Figure record listings
• • • • • • •

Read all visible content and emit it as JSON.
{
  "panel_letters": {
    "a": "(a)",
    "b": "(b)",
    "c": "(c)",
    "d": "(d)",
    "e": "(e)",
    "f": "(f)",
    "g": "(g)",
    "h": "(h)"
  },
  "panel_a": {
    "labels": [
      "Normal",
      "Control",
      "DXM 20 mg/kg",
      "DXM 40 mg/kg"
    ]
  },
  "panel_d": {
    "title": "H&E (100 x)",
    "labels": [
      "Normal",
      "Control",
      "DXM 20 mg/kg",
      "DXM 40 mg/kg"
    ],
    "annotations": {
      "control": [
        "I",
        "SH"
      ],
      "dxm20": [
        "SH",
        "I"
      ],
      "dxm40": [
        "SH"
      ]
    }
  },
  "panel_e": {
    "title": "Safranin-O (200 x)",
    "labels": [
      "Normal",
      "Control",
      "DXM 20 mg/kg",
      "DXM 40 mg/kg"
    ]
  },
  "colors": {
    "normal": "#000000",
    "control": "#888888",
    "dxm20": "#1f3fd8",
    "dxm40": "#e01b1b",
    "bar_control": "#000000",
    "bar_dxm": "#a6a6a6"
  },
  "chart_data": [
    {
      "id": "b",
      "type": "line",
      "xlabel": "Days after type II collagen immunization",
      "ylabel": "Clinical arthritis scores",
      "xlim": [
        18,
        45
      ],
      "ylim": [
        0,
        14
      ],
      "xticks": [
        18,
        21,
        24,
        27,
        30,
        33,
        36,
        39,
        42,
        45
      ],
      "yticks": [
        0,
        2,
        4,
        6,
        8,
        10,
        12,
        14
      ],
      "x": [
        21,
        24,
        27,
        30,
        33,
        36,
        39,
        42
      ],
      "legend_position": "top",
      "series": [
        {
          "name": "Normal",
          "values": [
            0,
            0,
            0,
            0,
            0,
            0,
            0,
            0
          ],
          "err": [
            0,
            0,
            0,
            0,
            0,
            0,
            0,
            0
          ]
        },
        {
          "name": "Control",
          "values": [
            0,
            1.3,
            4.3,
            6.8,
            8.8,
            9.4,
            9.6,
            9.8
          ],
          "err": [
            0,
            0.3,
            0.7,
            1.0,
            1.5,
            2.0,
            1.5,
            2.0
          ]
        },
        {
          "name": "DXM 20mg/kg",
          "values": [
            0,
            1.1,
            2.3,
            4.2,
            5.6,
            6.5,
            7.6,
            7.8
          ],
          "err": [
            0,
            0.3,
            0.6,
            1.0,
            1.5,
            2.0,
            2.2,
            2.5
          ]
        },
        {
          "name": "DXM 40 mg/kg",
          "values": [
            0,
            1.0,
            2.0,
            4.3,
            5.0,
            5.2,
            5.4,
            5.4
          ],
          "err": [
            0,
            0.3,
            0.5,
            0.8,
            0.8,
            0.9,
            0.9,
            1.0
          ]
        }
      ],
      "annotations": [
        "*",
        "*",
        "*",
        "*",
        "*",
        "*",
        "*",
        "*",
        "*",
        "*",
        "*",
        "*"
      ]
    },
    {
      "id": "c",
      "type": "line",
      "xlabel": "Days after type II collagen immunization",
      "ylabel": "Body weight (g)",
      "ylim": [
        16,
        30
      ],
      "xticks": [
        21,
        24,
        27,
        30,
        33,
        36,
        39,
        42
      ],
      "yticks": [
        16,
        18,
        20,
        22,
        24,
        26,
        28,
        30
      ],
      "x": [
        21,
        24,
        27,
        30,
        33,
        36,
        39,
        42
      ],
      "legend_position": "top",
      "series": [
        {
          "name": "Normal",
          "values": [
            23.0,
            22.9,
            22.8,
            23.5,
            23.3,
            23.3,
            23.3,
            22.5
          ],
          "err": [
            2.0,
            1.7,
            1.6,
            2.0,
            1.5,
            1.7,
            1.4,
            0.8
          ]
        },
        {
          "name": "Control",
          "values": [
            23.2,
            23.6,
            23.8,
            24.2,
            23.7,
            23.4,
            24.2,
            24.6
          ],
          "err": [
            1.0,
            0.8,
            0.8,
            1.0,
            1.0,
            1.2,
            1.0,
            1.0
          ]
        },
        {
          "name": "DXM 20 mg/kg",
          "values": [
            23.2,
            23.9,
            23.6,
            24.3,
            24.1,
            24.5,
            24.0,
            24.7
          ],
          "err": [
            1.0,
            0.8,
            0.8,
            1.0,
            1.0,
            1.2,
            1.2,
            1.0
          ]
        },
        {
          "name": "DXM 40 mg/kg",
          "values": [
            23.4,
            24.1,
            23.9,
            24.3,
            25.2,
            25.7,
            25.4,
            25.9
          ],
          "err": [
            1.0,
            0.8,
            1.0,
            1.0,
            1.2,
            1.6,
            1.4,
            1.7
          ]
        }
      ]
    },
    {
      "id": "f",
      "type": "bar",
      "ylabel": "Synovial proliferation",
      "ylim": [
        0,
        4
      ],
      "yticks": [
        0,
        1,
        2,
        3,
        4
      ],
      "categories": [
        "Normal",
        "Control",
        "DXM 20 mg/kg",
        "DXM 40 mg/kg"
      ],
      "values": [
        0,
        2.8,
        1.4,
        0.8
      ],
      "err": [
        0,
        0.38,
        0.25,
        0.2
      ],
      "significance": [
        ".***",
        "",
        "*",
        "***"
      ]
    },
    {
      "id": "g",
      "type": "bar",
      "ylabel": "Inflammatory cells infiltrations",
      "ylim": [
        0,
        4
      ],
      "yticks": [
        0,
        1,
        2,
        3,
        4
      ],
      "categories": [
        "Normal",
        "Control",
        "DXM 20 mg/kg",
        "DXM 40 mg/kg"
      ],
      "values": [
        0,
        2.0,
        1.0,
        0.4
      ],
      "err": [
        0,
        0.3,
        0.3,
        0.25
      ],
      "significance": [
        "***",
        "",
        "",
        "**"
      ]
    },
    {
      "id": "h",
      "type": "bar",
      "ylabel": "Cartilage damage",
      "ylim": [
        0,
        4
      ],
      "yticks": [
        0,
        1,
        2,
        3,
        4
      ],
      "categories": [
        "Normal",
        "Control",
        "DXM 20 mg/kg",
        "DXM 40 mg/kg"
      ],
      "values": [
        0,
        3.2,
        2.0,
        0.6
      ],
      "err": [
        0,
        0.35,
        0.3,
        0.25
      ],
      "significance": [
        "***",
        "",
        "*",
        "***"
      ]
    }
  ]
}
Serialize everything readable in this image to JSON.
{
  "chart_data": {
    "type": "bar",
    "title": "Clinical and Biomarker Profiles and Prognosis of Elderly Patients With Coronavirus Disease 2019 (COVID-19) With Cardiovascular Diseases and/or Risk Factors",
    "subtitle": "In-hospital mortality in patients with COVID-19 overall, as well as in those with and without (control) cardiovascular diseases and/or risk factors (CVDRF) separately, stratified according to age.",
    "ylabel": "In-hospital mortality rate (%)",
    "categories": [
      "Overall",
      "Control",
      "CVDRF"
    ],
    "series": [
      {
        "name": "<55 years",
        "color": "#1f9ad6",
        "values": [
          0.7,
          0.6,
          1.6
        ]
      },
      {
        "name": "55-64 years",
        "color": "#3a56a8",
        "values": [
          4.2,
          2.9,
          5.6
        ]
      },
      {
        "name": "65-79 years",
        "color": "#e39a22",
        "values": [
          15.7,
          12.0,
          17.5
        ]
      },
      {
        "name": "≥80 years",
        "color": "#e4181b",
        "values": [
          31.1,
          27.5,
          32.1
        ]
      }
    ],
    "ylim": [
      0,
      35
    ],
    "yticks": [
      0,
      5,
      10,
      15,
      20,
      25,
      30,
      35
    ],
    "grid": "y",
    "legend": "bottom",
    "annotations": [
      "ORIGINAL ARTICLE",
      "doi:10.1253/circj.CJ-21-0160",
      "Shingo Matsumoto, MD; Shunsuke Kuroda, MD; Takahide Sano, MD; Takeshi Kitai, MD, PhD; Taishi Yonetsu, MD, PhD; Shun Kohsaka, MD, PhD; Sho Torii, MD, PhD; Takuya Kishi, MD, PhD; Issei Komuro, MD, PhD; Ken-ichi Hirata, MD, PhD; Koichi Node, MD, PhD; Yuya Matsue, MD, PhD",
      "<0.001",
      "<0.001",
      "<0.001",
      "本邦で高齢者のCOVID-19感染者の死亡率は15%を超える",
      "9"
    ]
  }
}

• • • • • • •

PROBLEM STATEMENT
Find the line with "Serialize everything readable" in the data above. Restate it and all later lines word for word, ending with the last line.

RESULT FOR THIS TASK
Serialize everything readable in this image to JSON.
{
  "chart_data": {
    "type": "bar",
    "title": "Clinical and Biomarker Profiles and Prognosis of Elderly Patients With Coronavirus Disease 2019 (COVID-19) With Cardiovascular Diseases and/or Risk Factors",
    "subtitle": "In-hospital mortality in patients with COVID-19 overall, as well as in those with and without (control) cardiovascular diseases and/or risk factors (CVDRF) separately, stratified according to age.",
    "ylabel": "In-hospital mortality rate (%)",
    "categories": [
      "Overall",
      "Control",
      "CVDRF"
    ],
    "series": [
      {
        "name": "<55 years",
        "color": "#1f9ad6",
        "values": [
          0.7,
          0.6,
          1.6
        ]
      },
      {
        "name": "55-64 years",
        "color": "#3a56a8",
        "values": [
          4.2,
          2.9,
          5.6
        ]
      },
      {
        "name": "65-79 years",
        "color": "#e39a22",
        "values": [
          15.7,
          12.0,
          17.5
        ]
      },
      {
        "name": "≥80 years",
        "color": "#e4181b",
        "values": [
          31.1,
          27.5,
          32.1
        ]
      }
    ],
    "ylim": [
      0,
      35
    ],
    "yticks": [
      0,
      5,
      10,
      15,
      20,
      25,
      30,
      35
    ],
    "grid": "y",
    "legend": "bottom",
    "annotations": [
      "ORIGINAL ARTICLE",
      "doi:10.1253/circj.CJ-21-0160",
      "Shingo Matsumoto, MD; Shunsuke Kuroda, MD; Takahide Sano, MD; Takeshi Kitai, MD, PhD; Taishi Yonetsu, MD, PhD; Shun Kohsaka, MD, PhD; Sho Torii, MD, PhD; Takuya Kishi, MD, PhD; Issei Komuro, MD, PhD; Ken-ichi Hirata, MD, PhD; Koichi Node, MD, PhD; Yuya Matsue, MD, PhD",
      "<0.001",
      "<0.001",
      "<0.001",
      "本邦で高齢者のCOVID-19感染者の死亡率は15%を超える",
      "9"
    ]
  }
}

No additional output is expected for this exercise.